**Short task**
Edit all of the entries below so that "bounding boxes" becomes "box coordinates" and nothing else changes. Leave the pictures out of your answer.

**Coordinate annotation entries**
════════════════

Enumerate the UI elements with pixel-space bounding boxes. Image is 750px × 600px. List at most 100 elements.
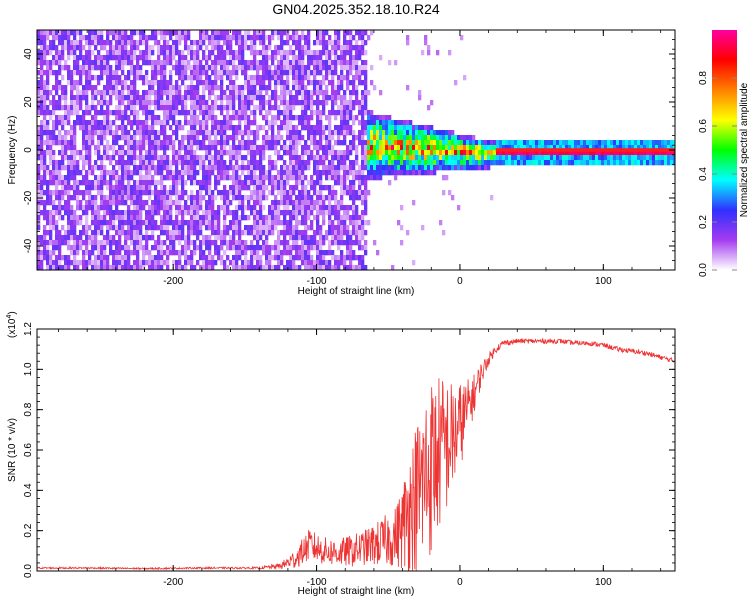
heatmap-cell [157,80,161,86]
heatmap-cell [277,115,281,121]
heatmap-cell [82,65,86,71]
heatmap-cell [331,235,335,241]
heatmap-cell [223,260,227,266]
heatmap-cell [286,80,290,86]
heatmap-cell [340,75,344,81]
heatmap-cell [250,80,254,86]
heatmap-cell [223,40,227,46]
heatmap-cell [118,195,122,201]
heatmap-cell [118,230,122,236]
heatmap-cell [184,110,188,116]
heatmap-cell [91,220,95,226]
heatmap-cell [304,145,308,151]
heatmap-cell [79,180,83,186]
heatmap-cell [157,245,161,251]
heatmap-cell [310,260,314,266]
heatmap-cell [388,150,392,156]
heatmap-cell [253,245,257,251]
heatmap-cell [103,145,107,151]
heatmap-cell [346,120,350,126]
heatmap-cell [73,250,77,256]
heatmap-cell [202,260,206,266]
heatmap-cell [208,130,212,136]
heatmap-cell [280,100,284,106]
heatmap-cell [133,165,137,171]
heatmap-cell [52,165,56,171]
heatmap-cell [46,80,50,86]
heatmap-cell [112,225,116,231]
heatmap-cell [121,155,125,161]
heatmap-cell [163,160,167,166]
heatmap-cell [358,35,362,41]
heatmap-cell [457,165,461,171]
heatmap-cell [40,130,44,136]
heatmap-cell [436,50,440,56]
heatmap-cell [130,185,134,191]
heatmap-cell [403,135,407,141]
heatmap-cell [67,155,71,161]
heatmap-cell [61,125,65,131]
heatmap-cell [151,220,155,226]
heatmap-cell [619,145,623,151]
heatmap-cell [127,255,131,261]
heatmap-cell [271,200,275,206]
heatmap-cell [64,105,68,111]
heatmap-cell [166,225,170,231]
heatmap-cell [97,185,101,191]
heatmap-cell [229,120,233,126]
heatmap-cell [199,125,203,131]
heatmap-cell [121,230,125,236]
heatmap-cell [73,140,77,146]
heatmap-cell [298,255,302,261]
heatmap-cell [223,30,227,36]
heatmap-cell [271,135,275,141]
heatmap-cell [307,255,311,261]
heatmap-cell [241,160,245,166]
heatmap-cell [364,230,368,236]
heatmap-cell [79,200,83,206]
heatmap-cell [40,265,44,270]
heatmap-cell [235,165,239,171]
heatmap-cell [424,130,428,136]
heatmap-cell [205,255,209,261]
heatmap-cell [58,175,62,181]
heatmap-cell [346,40,350,46]
heatmap-cell [424,170,428,176]
heatmap-cell [118,215,122,221]
heatmap-cell [61,140,65,146]
heatmap-cell [181,210,185,216]
heatmap-cell [451,140,455,146]
heatmap-cell [307,60,311,66]
heatmap-cell [352,140,356,146]
heatmap-cell [157,45,161,51]
heatmap-cell [88,260,92,266]
heatmap-cell [43,190,47,196]
heatmap-cell [199,30,203,36]
heatmap-cell [322,90,326,96]
heatmap-cell [523,160,527,166]
heatmap-cell [88,250,92,256]
heatmap-cell [268,140,272,146]
heatmap-cell [244,230,248,236]
heatmap-cell [454,150,458,156]
heatmap-cell [181,110,185,116]
heatmap-cell [88,120,92,126]
heatmap-cell [229,175,233,181]
heatmap-cell [340,175,344,181]
heatmap-cell [277,265,281,270]
heatmap-cell [148,60,152,66]
heatmap-cell [205,260,209,266]
heatmap-cell [250,255,254,261]
heatmap-cell [100,55,104,61]
heatmap-cell [580,140,584,146]
heatmap-cell [214,195,218,201]
heatmap-cell [193,155,197,161]
heatmap-cell [373,155,377,161]
heatmap-cell [157,170,161,176]
heatmap-cell [292,175,296,181]
heatmap-cell [268,105,272,111]
heatmap-cell [292,155,296,161]
heatmap-cell [643,145,647,151]
heatmap-cell [346,225,350,231]
heatmap-cell [214,185,218,191]
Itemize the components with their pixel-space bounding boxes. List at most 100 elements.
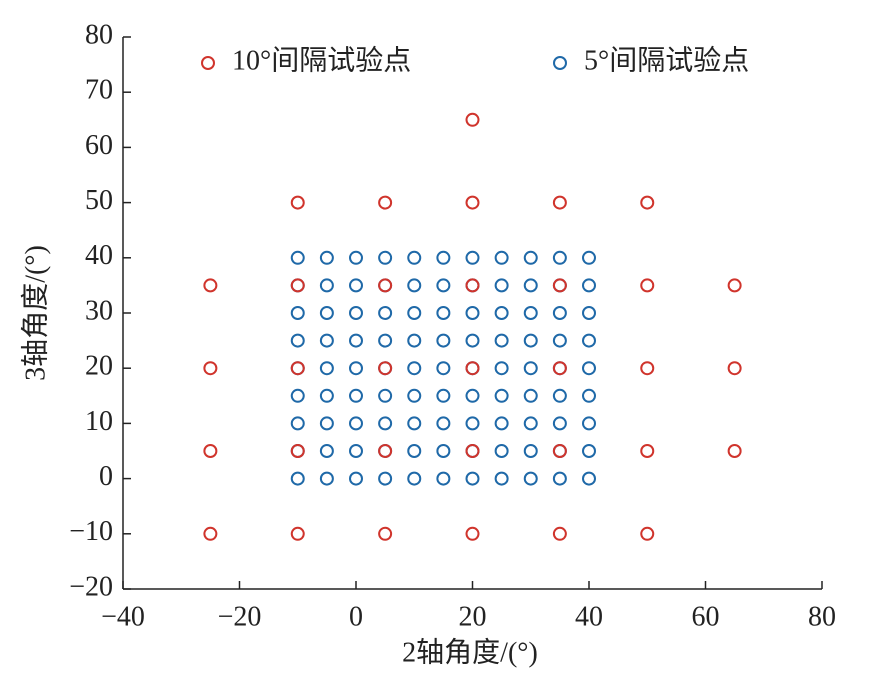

════════════════

**Exercise result**
Enumerate the UI elements with pixel-space box coordinates. Image is 750px × 600px. List at most 100 elements.
heatmap-cell [157,80,161,86]
heatmap-cell [277,115,281,121]
heatmap-cell [82,65,86,71]
heatmap-cell [331,235,335,241]
heatmap-cell [223,260,227,266]
heatmap-cell [286,80,290,86]
heatmap-cell [340,75,344,81]
heatmap-cell [250,80,254,86]
heatmap-cell [223,40,227,46]
heatmap-cell [118,195,122,201]
heatmap-cell [118,230,122,236]
heatmap-cell [184,110,188,116]
heatmap-cell [91,220,95,226]
heatmap-cell [304,145,308,151]
heatmap-cell [79,180,83,186]
heatmap-cell [157,245,161,251]
heatmap-cell [310,260,314,266]
heatmap-cell [388,150,392,156]
heatmap-cell [253,245,257,251]
heatmap-cell [103,145,107,151]
heatmap-cell [346,120,350,126]
heatmap-cell [73,250,77,256]
heatmap-cell [202,260,206,266]
heatmap-cell [208,130,212,136]
heatmap-cell [280,100,284,106]
heatmap-cell [133,165,137,171]
heatmap-cell [52,165,56,171]
heatmap-cell [46,80,50,86]
heatmap-cell [112,225,116,231]
heatmap-cell [121,155,125,161]
heatmap-cell [163,160,167,166]
heatmap-cell [358,35,362,41]
heatmap-cell [457,165,461,171]
heatmap-cell [40,130,44,136]
heatmap-cell [436,50,440,56]
heatmap-cell [130,185,134,191]
heatmap-cell [403,135,407,141]
heatmap-cell [67,155,71,161]
heatmap-cell [61,125,65,131]
heatmap-cell [151,220,155,226]
heatmap-cell [619,145,623,151]
heatmap-cell [127,255,131,261]
heatmap-cell [271,200,275,206]
heatmap-cell [64,105,68,111]
heatmap-cell [166,225,170,231]
heatmap-cell [97,185,101,191]
heatmap-cell [229,120,233,126]
heatmap-cell [199,125,203,131]
heatmap-cell [121,230,125,236]
heatmap-cell [73,140,77,146]
heatmap-cell [298,255,302,261]
heatmap-cell [223,30,227,36]
heatmap-cell [271,135,275,141]
heatmap-cell [307,255,311,261]
heatmap-cell [241,160,245,166]
heatmap-cell [364,230,368,236]
heatmap-cell [79,200,83,206]
heatmap-cell [40,265,44,270]
heatmap-cell [235,165,239,171]
heatmap-cell [424,130,428,136]
heatmap-cell [205,255,209,261]
heatmap-cell [58,175,62,181]
heatmap-cell [346,40,350,46]
heatmap-cell [424,170,428,176]
heatmap-cell [118,215,122,221]
heatmap-cell [61,140,65,146]
heatmap-cell [181,210,185,216]
heatmap-cell [451,140,455,146]
heatmap-cell [307,60,311,66]
heatmap-cell [352,140,356,146]
heatmap-cell [157,45,161,51]
heatmap-cell [88,260,92,266]
heatmap-cell [43,190,47,196]
heatmap-cell [199,30,203,36]
heatmap-cell [322,90,326,96]
heatmap-cell [523,160,527,166]
heatmap-cell [88,250,92,256]
heatmap-cell [268,140,272,146]
heatmap-cell [244,230,248,236]
heatmap-cell [454,150,458,156]
heatmap-cell [181,110,185,116]
heatmap-cell [88,120,92,126]
heatmap-cell [229,175,233,181]
heatmap-cell [340,175,344,181]
heatmap-cell [277,265,281,270]
heatmap-cell [148,60,152,66]
heatmap-cell [205,260,209,266]
heatmap-cell [250,255,254,261]
heatmap-cell [100,55,104,61]
heatmap-cell [580,140,584,146]
heatmap-cell [214,195,218,201]
heatmap-cell [193,155,197,161]
heatmap-cell [373,155,377,161]
heatmap-cell [157,170,161,176]
heatmap-cell [292,175,296,181]
heatmap-cell [268,105,272,111]
heatmap-cell [292,155,296,161]
heatmap-cell [643,145,647,151]
heatmap-cell [346,225,350,231]
heatmap-cell [214,185,218,191]
Itemize the components with their pixel-space box coordinates. List at most 100 elements.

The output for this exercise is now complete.